>> START Material

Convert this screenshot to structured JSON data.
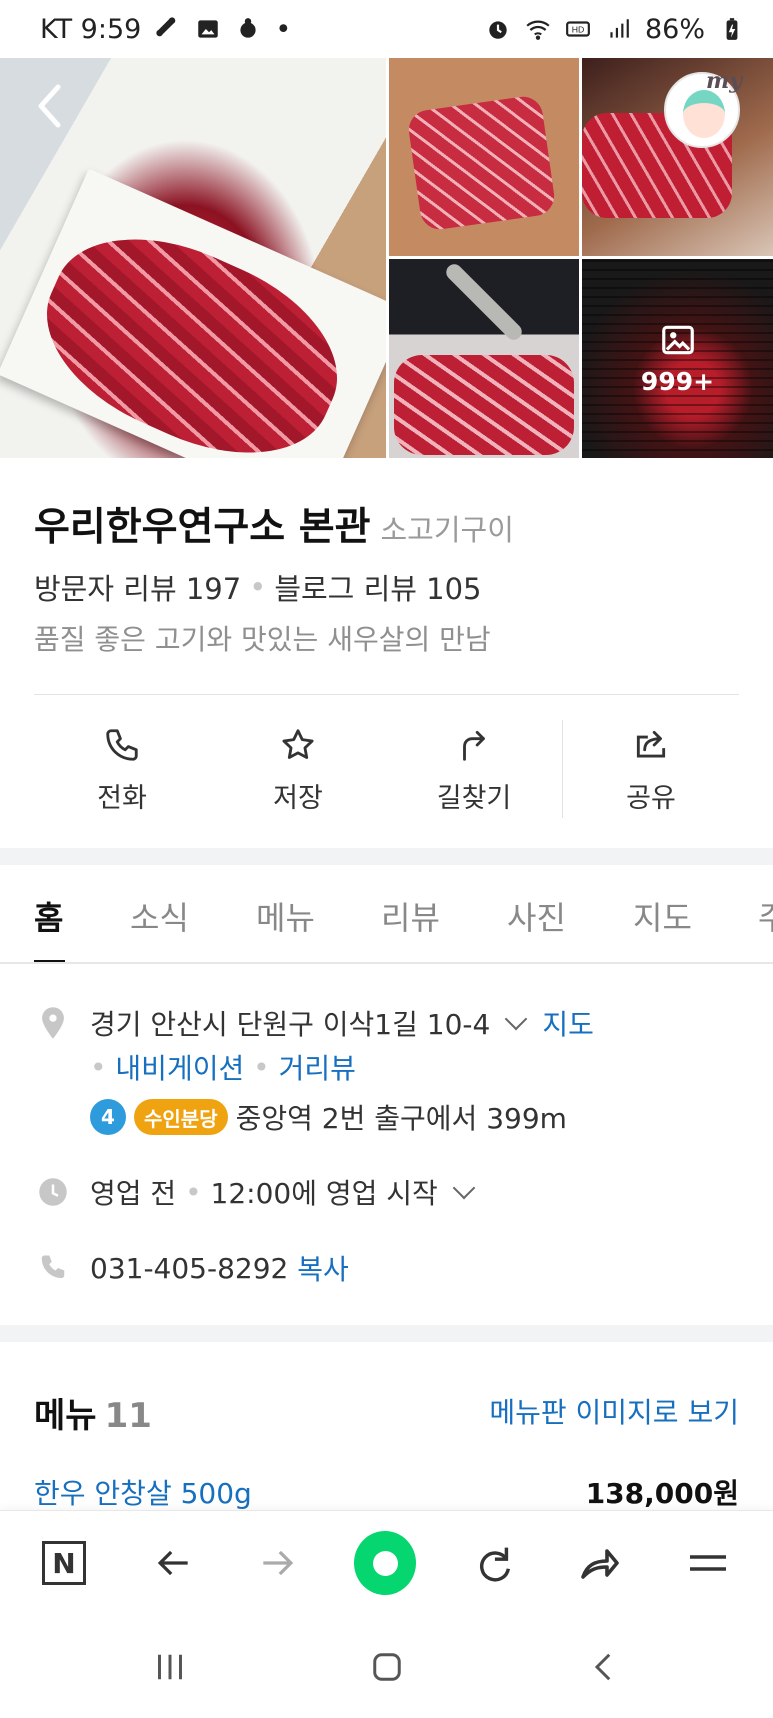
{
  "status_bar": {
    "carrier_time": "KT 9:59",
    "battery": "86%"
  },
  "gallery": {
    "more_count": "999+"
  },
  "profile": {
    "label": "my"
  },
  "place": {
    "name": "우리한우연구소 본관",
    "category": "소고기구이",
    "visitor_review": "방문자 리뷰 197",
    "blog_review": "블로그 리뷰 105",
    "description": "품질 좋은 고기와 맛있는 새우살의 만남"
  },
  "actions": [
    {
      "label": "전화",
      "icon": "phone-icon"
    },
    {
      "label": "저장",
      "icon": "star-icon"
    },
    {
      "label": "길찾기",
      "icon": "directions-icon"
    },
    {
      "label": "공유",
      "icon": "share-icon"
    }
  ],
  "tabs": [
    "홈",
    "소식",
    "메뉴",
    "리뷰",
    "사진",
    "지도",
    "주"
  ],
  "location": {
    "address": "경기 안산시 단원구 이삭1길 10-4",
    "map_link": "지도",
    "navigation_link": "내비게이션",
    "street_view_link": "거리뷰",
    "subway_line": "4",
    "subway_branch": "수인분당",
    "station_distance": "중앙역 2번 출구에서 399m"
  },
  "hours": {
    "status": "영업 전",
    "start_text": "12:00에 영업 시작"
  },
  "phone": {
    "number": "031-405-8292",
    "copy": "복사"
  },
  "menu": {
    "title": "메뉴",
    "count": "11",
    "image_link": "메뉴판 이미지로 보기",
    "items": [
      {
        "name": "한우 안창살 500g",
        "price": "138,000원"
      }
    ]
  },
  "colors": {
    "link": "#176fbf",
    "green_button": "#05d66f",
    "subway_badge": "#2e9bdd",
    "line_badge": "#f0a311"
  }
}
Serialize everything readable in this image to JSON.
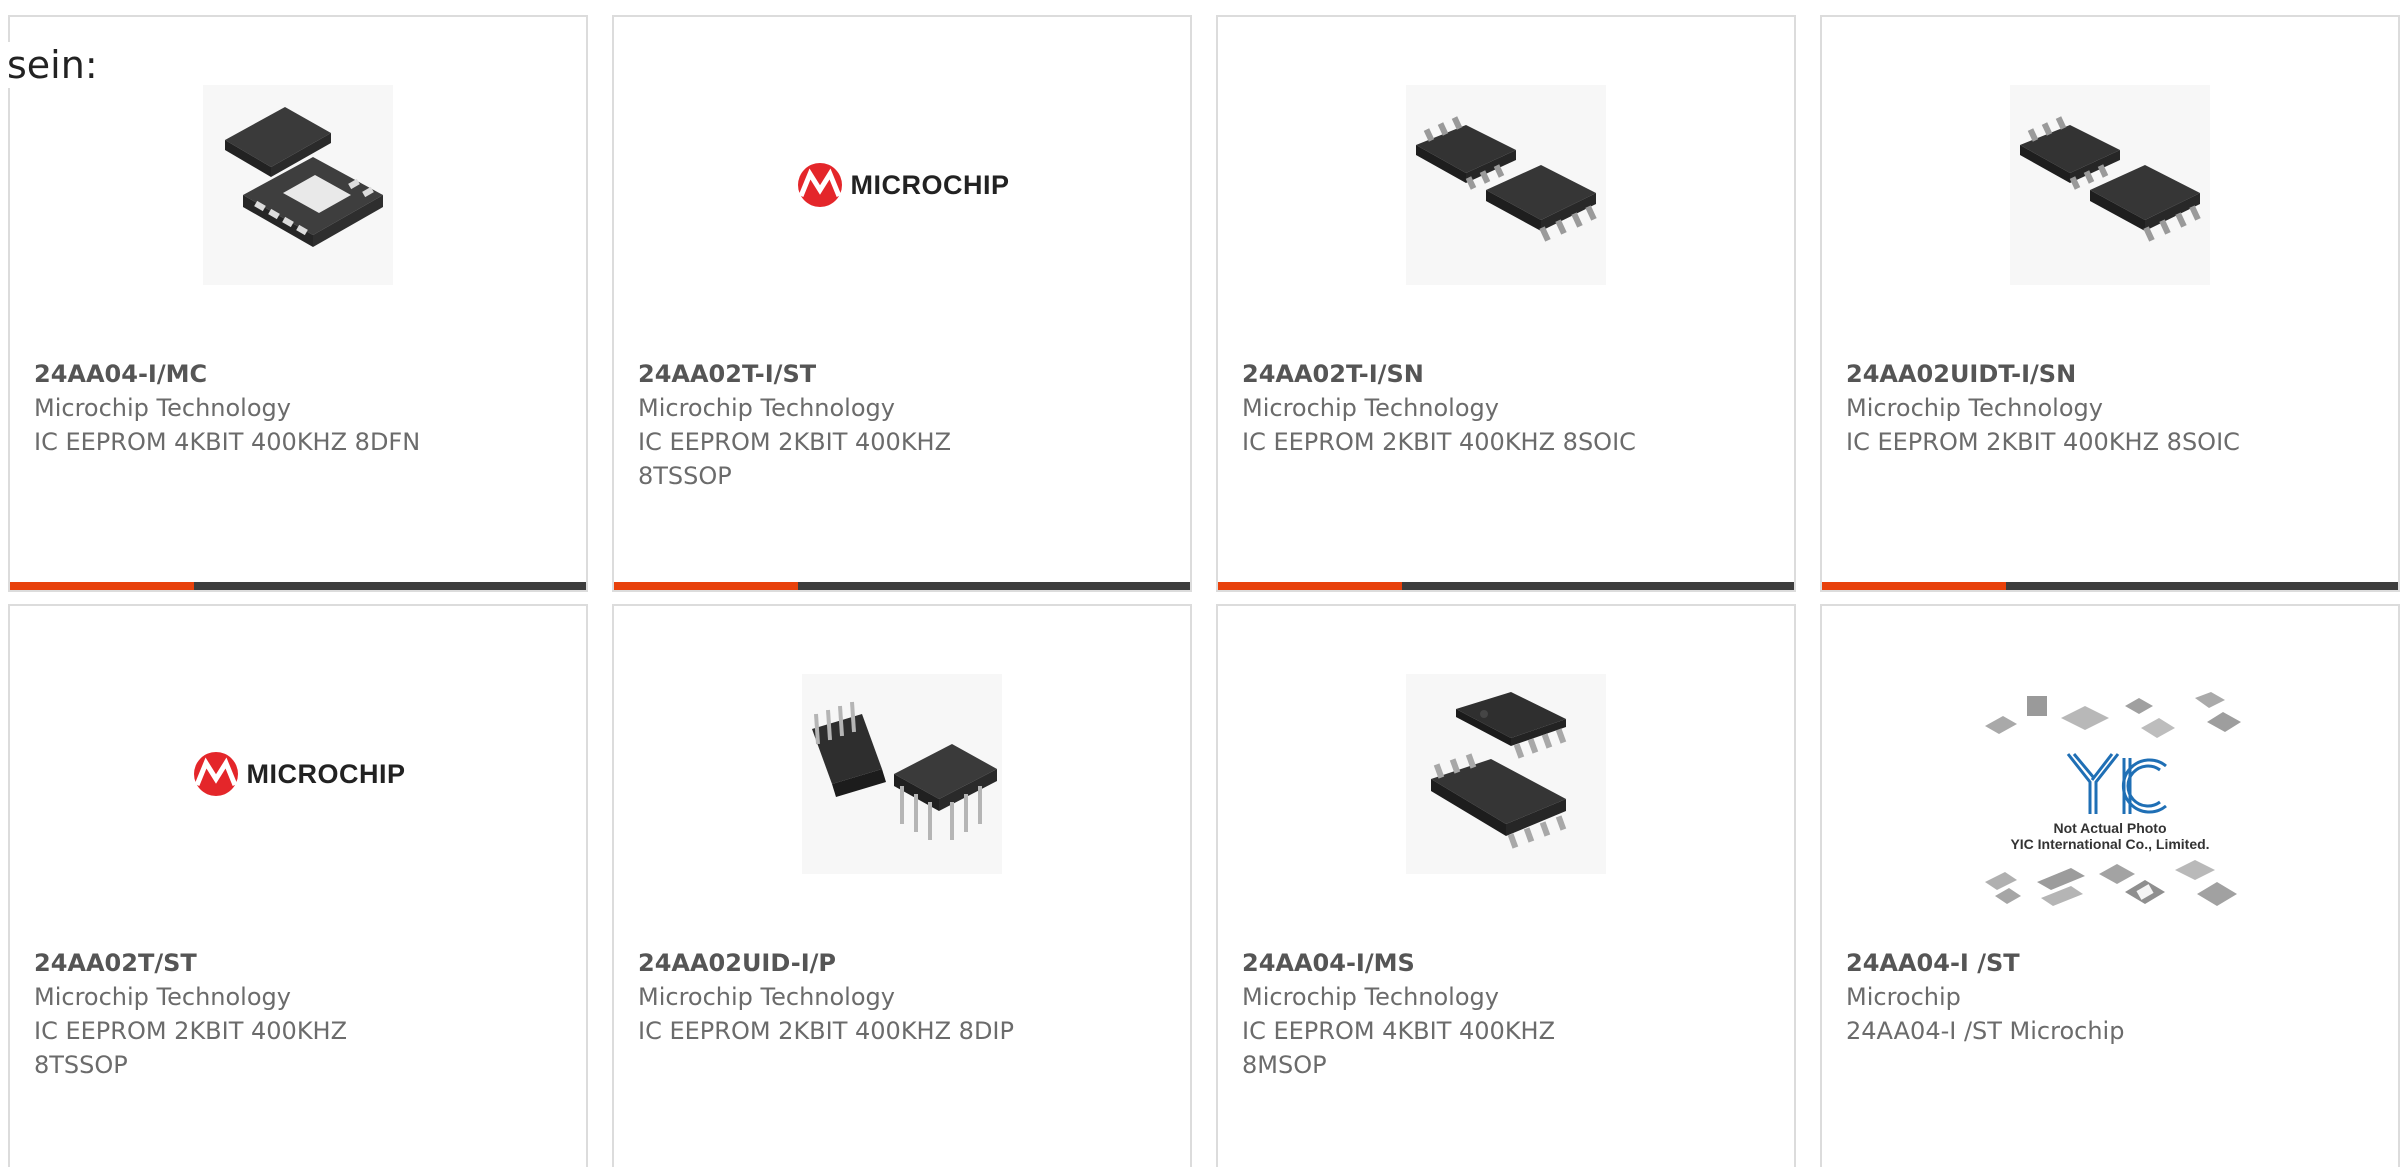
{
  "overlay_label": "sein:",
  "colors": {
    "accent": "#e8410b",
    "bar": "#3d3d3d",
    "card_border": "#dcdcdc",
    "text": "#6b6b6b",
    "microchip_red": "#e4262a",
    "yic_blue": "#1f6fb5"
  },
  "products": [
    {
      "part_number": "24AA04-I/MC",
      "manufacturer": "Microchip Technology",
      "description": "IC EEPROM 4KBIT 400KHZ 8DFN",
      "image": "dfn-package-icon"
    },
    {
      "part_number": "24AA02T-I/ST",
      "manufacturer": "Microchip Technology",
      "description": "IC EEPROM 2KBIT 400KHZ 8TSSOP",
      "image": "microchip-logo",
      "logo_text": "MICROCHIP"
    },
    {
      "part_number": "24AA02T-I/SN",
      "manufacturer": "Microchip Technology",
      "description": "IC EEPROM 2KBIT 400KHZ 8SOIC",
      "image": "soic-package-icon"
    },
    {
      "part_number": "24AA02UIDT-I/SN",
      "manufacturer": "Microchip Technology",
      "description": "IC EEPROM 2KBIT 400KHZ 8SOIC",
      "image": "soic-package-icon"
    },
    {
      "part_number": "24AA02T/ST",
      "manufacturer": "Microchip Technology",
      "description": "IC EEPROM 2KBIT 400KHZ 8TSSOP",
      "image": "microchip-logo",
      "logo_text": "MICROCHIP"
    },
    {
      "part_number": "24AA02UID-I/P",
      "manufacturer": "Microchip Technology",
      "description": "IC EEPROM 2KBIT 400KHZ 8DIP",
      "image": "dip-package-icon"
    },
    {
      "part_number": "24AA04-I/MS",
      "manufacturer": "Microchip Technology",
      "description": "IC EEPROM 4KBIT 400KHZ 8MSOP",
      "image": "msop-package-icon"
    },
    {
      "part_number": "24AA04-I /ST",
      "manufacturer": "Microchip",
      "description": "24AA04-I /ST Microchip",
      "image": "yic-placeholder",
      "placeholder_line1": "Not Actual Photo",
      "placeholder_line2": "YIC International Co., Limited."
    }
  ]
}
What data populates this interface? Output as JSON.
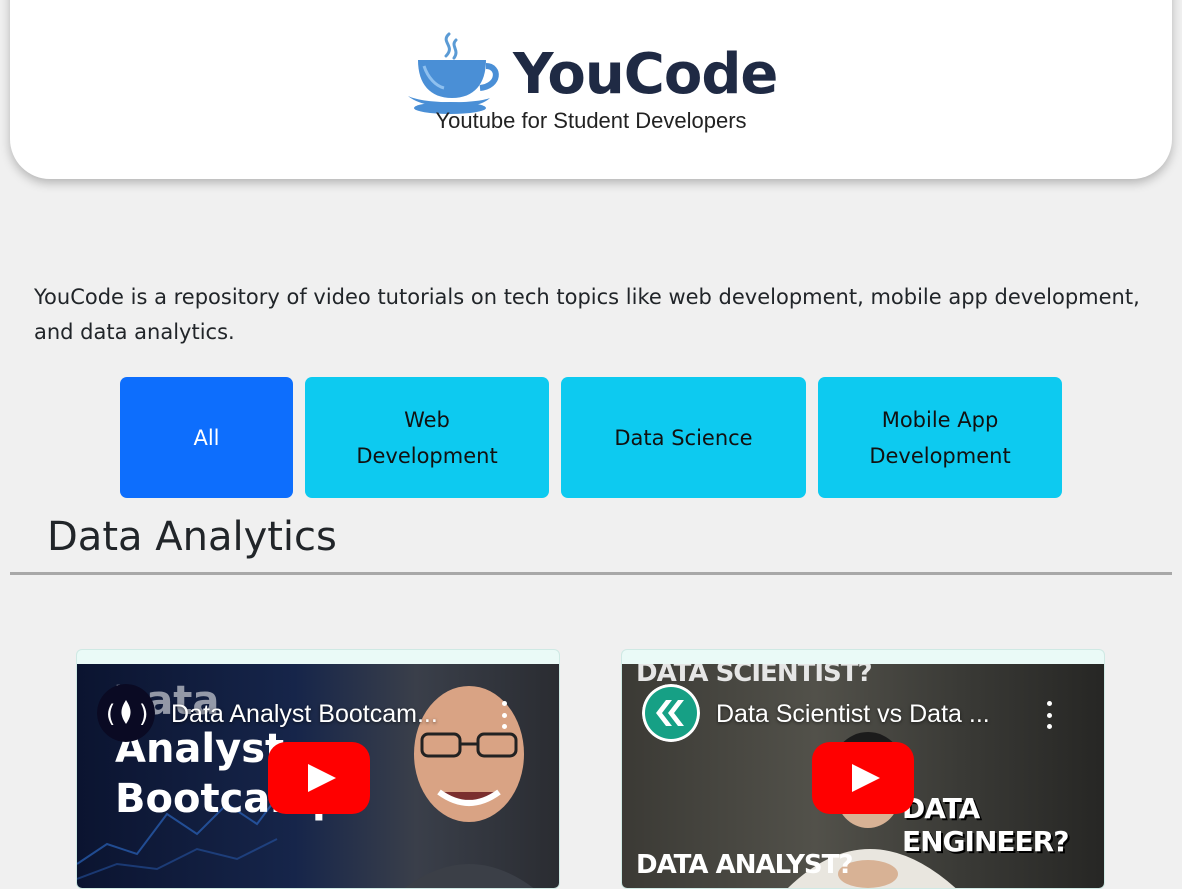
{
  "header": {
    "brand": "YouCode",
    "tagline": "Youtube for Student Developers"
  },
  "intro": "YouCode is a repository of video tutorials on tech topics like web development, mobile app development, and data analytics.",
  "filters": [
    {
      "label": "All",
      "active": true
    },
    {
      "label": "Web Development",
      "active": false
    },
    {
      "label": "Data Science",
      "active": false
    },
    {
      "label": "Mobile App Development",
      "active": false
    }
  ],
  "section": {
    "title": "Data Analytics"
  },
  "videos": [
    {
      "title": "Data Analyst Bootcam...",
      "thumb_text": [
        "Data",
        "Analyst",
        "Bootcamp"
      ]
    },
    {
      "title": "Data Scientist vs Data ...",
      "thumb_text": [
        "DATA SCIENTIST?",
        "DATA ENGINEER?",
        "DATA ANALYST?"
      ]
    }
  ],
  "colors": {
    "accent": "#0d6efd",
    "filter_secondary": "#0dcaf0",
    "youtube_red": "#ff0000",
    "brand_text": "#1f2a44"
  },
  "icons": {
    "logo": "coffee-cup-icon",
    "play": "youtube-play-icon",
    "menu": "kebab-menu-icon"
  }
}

>> END Material

_What is needed_. In the entries above, find each line with the word "YouCode" and show it.

_Correct result_.
    "brand": "YouCode",
  "intro": "YouCode is a repository of video tutorials on tech topics like web development, mobile app development, and data analytics.",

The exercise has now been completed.